■ **WRITTEN TASK**: Copy the records that follow exactly as written, but not their pictures.

------

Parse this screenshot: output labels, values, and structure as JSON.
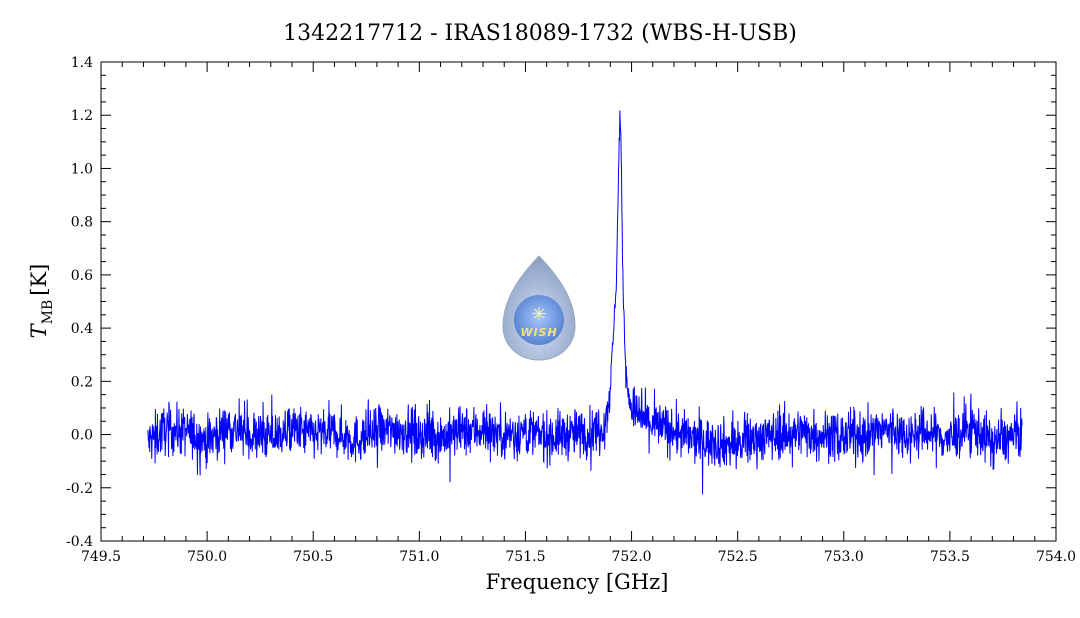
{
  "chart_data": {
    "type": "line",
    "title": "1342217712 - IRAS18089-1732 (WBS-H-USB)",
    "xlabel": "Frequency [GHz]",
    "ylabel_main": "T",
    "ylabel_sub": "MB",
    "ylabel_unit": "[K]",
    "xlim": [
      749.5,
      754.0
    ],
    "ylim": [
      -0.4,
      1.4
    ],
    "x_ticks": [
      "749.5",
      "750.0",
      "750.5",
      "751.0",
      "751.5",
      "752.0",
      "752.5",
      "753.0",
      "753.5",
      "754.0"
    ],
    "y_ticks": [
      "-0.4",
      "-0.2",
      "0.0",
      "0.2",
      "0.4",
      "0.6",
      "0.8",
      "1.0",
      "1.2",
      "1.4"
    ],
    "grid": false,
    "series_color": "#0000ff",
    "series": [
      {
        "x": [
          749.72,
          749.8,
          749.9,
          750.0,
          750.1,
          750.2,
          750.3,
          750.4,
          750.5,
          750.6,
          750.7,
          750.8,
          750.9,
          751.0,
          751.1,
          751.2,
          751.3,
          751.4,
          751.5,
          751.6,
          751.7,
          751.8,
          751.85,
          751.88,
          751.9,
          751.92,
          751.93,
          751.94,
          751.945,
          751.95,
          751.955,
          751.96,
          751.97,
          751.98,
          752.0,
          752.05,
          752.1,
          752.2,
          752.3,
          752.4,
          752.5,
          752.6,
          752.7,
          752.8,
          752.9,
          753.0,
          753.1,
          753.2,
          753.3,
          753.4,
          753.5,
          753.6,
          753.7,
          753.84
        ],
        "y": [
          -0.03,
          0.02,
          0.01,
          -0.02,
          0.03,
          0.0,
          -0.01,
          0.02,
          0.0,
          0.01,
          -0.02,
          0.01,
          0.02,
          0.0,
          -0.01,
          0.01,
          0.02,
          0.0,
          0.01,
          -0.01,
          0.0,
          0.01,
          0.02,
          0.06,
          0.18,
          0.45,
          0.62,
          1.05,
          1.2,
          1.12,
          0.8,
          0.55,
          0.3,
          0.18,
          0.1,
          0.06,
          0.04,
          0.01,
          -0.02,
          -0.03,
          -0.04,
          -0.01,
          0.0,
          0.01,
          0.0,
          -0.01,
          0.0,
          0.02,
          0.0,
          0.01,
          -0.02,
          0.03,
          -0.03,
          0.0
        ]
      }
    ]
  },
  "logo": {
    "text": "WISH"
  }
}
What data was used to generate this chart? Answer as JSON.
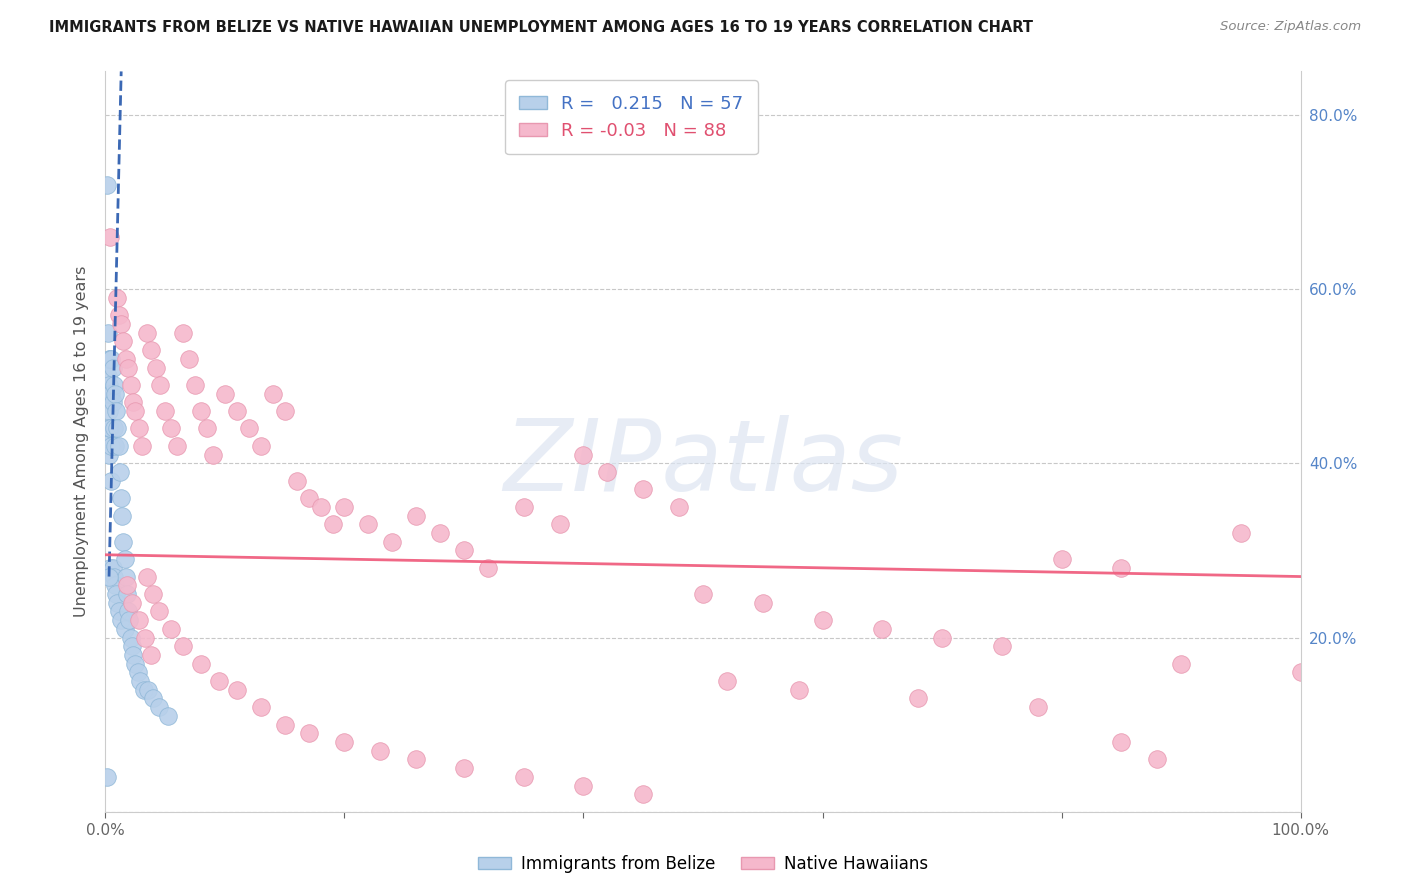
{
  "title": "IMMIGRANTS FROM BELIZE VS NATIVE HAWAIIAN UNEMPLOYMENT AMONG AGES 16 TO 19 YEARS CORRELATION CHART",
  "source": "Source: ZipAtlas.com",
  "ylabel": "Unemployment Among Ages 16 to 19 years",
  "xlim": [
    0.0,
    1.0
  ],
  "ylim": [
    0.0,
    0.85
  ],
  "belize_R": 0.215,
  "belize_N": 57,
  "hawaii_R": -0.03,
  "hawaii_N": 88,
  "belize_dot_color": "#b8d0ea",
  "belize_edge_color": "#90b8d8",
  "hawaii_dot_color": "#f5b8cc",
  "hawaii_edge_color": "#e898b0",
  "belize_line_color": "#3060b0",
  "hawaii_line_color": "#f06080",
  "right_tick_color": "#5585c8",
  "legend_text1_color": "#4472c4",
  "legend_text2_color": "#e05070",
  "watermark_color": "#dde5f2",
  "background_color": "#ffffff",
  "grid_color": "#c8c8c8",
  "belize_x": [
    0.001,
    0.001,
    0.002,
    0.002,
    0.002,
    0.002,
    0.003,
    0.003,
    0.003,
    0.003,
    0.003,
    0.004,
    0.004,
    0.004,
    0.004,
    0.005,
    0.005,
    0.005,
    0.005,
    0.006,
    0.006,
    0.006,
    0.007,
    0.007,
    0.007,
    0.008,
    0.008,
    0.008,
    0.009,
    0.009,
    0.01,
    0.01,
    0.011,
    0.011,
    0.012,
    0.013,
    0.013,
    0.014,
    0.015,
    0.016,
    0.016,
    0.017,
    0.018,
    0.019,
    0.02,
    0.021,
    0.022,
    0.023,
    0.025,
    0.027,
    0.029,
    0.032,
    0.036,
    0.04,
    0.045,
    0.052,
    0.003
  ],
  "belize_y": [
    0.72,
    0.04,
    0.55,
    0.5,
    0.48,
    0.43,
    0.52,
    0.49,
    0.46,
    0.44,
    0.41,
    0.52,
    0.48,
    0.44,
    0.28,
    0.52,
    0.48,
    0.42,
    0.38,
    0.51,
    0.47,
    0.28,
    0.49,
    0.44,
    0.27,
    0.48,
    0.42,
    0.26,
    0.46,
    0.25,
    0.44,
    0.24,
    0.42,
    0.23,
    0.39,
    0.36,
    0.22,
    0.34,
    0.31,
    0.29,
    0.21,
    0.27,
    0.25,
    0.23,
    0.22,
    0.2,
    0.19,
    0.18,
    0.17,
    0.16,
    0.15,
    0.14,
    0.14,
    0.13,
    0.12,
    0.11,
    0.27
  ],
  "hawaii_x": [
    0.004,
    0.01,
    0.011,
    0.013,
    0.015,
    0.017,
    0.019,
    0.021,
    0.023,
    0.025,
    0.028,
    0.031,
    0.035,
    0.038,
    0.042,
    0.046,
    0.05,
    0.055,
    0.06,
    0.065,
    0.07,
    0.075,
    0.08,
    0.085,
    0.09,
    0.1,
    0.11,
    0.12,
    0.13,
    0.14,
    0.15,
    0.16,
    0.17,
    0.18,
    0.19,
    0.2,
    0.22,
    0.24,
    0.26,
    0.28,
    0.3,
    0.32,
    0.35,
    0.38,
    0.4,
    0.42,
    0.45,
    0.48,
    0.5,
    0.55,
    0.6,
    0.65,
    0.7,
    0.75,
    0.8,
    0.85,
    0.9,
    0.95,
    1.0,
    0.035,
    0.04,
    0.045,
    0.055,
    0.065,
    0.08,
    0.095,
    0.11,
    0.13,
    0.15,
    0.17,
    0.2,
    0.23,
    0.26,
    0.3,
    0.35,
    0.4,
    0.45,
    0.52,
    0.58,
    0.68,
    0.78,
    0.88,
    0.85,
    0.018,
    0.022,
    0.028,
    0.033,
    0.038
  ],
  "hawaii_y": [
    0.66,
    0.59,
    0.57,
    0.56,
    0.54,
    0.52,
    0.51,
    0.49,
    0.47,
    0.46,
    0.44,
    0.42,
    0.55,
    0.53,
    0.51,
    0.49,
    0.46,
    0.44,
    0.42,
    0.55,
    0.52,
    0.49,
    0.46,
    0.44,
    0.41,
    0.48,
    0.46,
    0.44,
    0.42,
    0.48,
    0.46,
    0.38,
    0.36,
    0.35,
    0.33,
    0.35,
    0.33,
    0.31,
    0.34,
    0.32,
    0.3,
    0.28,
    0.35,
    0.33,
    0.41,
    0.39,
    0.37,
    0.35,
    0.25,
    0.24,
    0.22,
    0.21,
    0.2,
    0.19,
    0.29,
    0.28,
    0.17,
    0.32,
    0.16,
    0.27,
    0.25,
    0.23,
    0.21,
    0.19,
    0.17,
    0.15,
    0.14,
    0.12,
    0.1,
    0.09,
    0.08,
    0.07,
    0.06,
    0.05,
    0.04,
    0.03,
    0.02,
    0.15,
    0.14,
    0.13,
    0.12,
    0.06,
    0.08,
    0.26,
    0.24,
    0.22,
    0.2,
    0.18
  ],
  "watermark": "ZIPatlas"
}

------

■ **RESULT**:
Parse this screenshot: output labels, values, and structure as JSON.
{
  "chart_data": {
    "type": "line",
    "title": "1342217712 - IRAS18089-1732 (WBS-H-USB)",
    "xlabel": "Frequency [GHz]",
    "ylabel_main": "T",
    "ylabel_sub": "MB",
    "ylabel_unit": "[K]",
    "xlim": [
      749.5,
      754.0
    ],
    "ylim": [
      -0.4,
      1.4
    ],
    "x_ticks": [
      "749.5",
      "750.0",
      "750.5",
      "751.0",
      "751.5",
      "752.0",
      "752.5",
      "753.0",
      "753.5",
      "754.0"
    ],
    "y_ticks": [
      "-0.4",
      "-0.2",
      "0.0",
      "0.2",
      "0.4",
      "0.6",
      "0.8",
      "1.0",
      "1.2",
      "1.4"
    ],
    "grid": false,
    "series_color": "#0000ff",
    "series": [
      {
        "x": [
          749.72,
          749.8,
          749.9,
          750.0,
          750.1,
          750.2,
          750.3,
          750.4,
          750.5,
          750.6,
          750.7,
          750.8,
          750.9,
          751.0,
          751.1,
          751.2,
          751.3,
          751.4,
          751.5,
          751.6,
          751.7,
          751.8,
          751.85,
          751.88,
          751.9,
          751.92,
          751.93,
          751.94,
          751.945,
          751.95,
          751.955,
          751.96,
          751.97,
          751.98,
          752.0,
          752.05,
          752.1,
          752.2,
          752.3,
          752.4,
          752.5,
          752.6,
          752.7,
          752.8,
          752.9,
          753.0,
          753.1,
          753.2,
          753.3,
          753.4,
          753.5,
          753.6,
          753.7,
          753.84
        ],
        "y": [
          -0.03,
          0.02,
          0.01,
          -0.02,
          0.03,
          0.0,
          -0.01,
          0.02,
          0.0,
          0.01,
          -0.02,
          0.01,
          0.02,
          0.0,
          -0.01,
          0.01,
          0.02,
          0.0,
          0.01,
          -0.01,
          0.0,
          0.01,
          0.02,
          0.06,
          0.18,
          0.45,
          0.62,
          1.05,
          1.2,
          1.12,
          0.8,
          0.55,
          0.3,
          0.18,
          0.1,
          0.06,
          0.04,
          0.01,
          -0.02,
          -0.03,
          -0.04,
          -0.01,
          0.0,
          0.01,
          0.0,
          -0.01,
          0.0,
          0.02,
          0.0,
          0.01,
          -0.02,
          0.03,
          -0.03,
          0.0
        ]
      }
    ]
  },
  "logo": {
    "text": "WISH"
  }
}
What data was used to generate this chart? Answer as JSON.
{
  "title": "IMMIGRANTS FROM BELIZE VS NATIVE HAWAIIAN UNEMPLOYMENT AMONG AGES 16 TO 19 YEARS CORRELATION CHART",
  "source": "Source: ZipAtlas.com",
  "ylabel": "Unemployment Among Ages 16 to 19 years",
  "xlim": [
    0.0,
    1.0
  ],
  "ylim": [
    0.0,
    0.85
  ],
  "belize_R": 0.215,
  "belize_N": 57,
  "hawaii_R": -0.03,
  "hawaii_N": 88,
  "belize_dot_color": "#b8d0ea",
  "belize_edge_color": "#90b8d8",
  "hawaii_dot_color": "#f5b8cc",
  "hawaii_edge_color": "#e898b0",
  "belize_line_color": "#3060b0",
  "hawaii_line_color": "#f06080",
  "right_tick_color": "#5585c8",
  "legend_text1_color": "#4472c4",
  "legend_text2_color": "#e05070",
  "watermark_color": "#dde5f2",
  "background_color": "#ffffff",
  "grid_color": "#c8c8c8",
  "belize_x": [
    0.001,
    0.001,
    0.002,
    0.002,
    0.002,
    0.002,
    0.003,
    0.003,
    0.003,
    0.003,
    0.003,
    0.004,
    0.004,
    0.004,
    0.004,
    0.005,
    0.005,
    0.005,
    0.005,
    0.006,
    0.006,
    0.006,
    0.007,
    0.007,
    0.007,
    0.008,
    0.008,
    0.008,
    0.009,
    0.009,
    0.01,
    0.01,
    0.011,
    0.011,
    0.012,
    0.013,
    0.013,
    0.014,
    0.015,
    0.016,
    0.016,
    0.017,
    0.018,
    0.019,
    0.02,
    0.021,
    0.022,
    0.023,
    0.025,
    0.027,
    0.029,
    0.032,
    0.036,
    0.04,
    0.045,
    0.052,
    0.003
  ],
  "belize_y": [
    0.72,
    0.04,
    0.55,
    0.5,
    0.48,
    0.43,
    0.52,
    0.49,
    0.46,
    0.44,
    0.41,
    0.52,
    0.48,
    0.44,
    0.28,
    0.52,
    0.48,
    0.42,
    0.38,
    0.51,
    0.47,
    0.28,
    0.49,
    0.44,
    0.27,
    0.48,
    0.42,
    0.26,
    0.46,
    0.25,
    0.44,
    0.24,
    0.42,
    0.23,
    0.39,
    0.36,
    0.22,
    0.34,
    0.31,
    0.29,
    0.21,
    0.27,
    0.25,
    0.23,
    0.22,
    0.2,
    0.19,
    0.18,
    0.17,
    0.16,
    0.15,
    0.14,
    0.14,
    0.13,
    0.12,
    0.11,
    0.27
  ],
  "hawaii_x": [
    0.004,
    0.01,
    0.011,
    0.013,
    0.015,
    0.017,
    0.019,
    0.021,
    0.023,
    0.025,
    0.028,
    0.031,
    0.035,
    0.038,
    0.042,
    0.046,
    0.05,
    0.055,
    0.06,
    0.065,
    0.07,
    0.075,
    0.08,
    0.085,
    0.09,
    0.1,
    0.11,
    0.12,
    0.13,
    0.14,
    0.15,
    0.16,
    0.17,
    0.18,
    0.19,
    0.2,
    0.22,
    0.24,
    0.26,
    0.28,
    0.3,
    0.32,
    0.35,
    0.38,
    0.4,
    0.42,
    0.45,
    0.48,
    0.5,
    0.55,
    0.6,
    0.65,
    0.7,
    0.75,
    0.8,
    0.85,
    0.9,
    0.95,
    1.0,
    0.035,
    0.04,
    0.045,
    0.055,
    0.065,
    0.08,
    0.095,
    0.11,
    0.13,
    0.15,
    0.17,
    0.2,
    0.23,
    0.26,
    0.3,
    0.35,
    0.4,
    0.45,
    0.52,
    0.58,
    0.68,
    0.78,
    0.88,
    0.85,
    0.018,
    0.022,
    0.028,
    0.033,
    0.038
  ],
  "hawaii_y": [
    0.66,
    0.59,
    0.57,
    0.56,
    0.54,
    0.52,
    0.51,
    0.49,
    0.47,
    0.46,
    0.44,
    0.42,
    0.55,
    0.53,
    0.51,
    0.49,
    0.46,
    0.44,
    0.42,
    0.55,
    0.52,
    0.49,
    0.46,
    0.44,
    0.41,
    0.48,
    0.46,
    0.44,
    0.42,
    0.48,
    0.46,
    0.38,
    0.36,
    0.35,
    0.33,
    0.35,
    0.33,
    0.31,
    0.34,
    0.32,
    0.3,
    0.28,
    0.35,
    0.33,
    0.41,
    0.39,
    0.37,
    0.35,
    0.25,
    0.24,
    0.22,
    0.21,
    0.2,
    0.19,
    0.29,
    0.28,
    0.17,
    0.32,
    0.16,
    0.27,
    0.25,
    0.23,
    0.21,
    0.19,
    0.17,
    0.15,
    0.14,
    0.12,
    0.1,
    0.09,
    0.08,
    0.07,
    0.06,
    0.05,
    0.04,
    0.03,
    0.02,
    0.15,
    0.14,
    0.13,
    0.12,
    0.06,
    0.08,
    0.26,
    0.24,
    0.22,
    0.2,
    0.18
  ],
  "watermark": "ZIPatlas"
}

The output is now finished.